TASK ITEM: From the entries below, list each line with "text".

Dataset rows for document pages
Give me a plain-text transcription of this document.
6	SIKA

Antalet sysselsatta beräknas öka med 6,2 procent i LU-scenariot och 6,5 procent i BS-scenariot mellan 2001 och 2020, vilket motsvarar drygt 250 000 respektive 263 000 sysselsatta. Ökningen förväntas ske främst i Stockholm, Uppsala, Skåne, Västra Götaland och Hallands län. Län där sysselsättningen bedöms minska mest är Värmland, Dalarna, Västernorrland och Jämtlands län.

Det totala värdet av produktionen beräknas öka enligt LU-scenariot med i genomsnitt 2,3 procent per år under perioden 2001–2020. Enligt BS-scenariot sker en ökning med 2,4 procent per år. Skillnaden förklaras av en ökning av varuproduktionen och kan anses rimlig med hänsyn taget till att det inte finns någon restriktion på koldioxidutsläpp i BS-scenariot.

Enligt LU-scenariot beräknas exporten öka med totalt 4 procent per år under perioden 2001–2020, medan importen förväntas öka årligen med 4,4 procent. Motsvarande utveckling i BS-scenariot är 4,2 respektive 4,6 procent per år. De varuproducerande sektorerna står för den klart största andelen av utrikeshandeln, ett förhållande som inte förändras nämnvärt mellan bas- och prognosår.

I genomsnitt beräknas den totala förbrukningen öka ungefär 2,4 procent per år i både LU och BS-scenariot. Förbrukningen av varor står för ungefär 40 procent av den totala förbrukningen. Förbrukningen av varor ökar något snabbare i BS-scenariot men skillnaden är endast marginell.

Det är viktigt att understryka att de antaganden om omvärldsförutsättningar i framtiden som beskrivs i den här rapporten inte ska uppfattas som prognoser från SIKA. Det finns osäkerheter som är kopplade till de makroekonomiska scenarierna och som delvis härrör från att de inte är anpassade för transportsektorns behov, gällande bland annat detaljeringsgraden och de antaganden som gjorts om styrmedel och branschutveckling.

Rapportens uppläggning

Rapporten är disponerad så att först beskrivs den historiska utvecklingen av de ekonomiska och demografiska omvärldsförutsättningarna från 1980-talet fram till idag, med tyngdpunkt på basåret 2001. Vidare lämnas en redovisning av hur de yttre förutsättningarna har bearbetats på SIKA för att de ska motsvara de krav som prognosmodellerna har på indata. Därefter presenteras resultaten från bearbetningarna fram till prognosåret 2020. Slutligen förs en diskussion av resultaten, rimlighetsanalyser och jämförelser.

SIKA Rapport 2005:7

* * *

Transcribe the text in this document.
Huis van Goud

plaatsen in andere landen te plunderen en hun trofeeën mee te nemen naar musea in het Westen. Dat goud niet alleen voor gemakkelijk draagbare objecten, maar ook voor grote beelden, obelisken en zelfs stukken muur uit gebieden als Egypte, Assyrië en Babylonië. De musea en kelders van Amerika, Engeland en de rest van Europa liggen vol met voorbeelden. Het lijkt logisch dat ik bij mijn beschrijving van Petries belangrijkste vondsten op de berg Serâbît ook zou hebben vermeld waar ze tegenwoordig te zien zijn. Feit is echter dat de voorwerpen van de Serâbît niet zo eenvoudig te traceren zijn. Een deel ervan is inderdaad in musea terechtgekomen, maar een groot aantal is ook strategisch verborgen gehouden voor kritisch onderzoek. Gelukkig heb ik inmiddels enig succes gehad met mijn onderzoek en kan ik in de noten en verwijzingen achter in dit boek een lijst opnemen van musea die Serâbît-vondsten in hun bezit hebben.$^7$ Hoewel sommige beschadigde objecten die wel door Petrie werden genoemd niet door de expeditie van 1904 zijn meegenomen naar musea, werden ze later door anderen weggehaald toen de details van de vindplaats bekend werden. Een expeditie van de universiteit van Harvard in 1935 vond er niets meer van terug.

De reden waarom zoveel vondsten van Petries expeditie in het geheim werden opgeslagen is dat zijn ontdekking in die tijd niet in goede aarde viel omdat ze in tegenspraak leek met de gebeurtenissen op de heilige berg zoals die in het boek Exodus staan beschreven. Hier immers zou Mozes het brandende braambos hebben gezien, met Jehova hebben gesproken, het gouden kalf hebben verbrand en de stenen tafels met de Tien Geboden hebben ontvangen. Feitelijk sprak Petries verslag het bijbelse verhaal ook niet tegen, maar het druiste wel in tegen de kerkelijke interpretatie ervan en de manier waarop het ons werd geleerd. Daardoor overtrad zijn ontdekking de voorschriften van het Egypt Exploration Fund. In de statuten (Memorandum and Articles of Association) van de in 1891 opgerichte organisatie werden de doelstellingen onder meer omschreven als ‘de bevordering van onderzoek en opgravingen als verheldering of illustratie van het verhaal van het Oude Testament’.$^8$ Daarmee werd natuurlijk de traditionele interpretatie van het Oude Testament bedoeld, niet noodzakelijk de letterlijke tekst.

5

PROBLEM SOLUTION:
Give me a plain-text transcription of this document.
Transcribe the text in this document.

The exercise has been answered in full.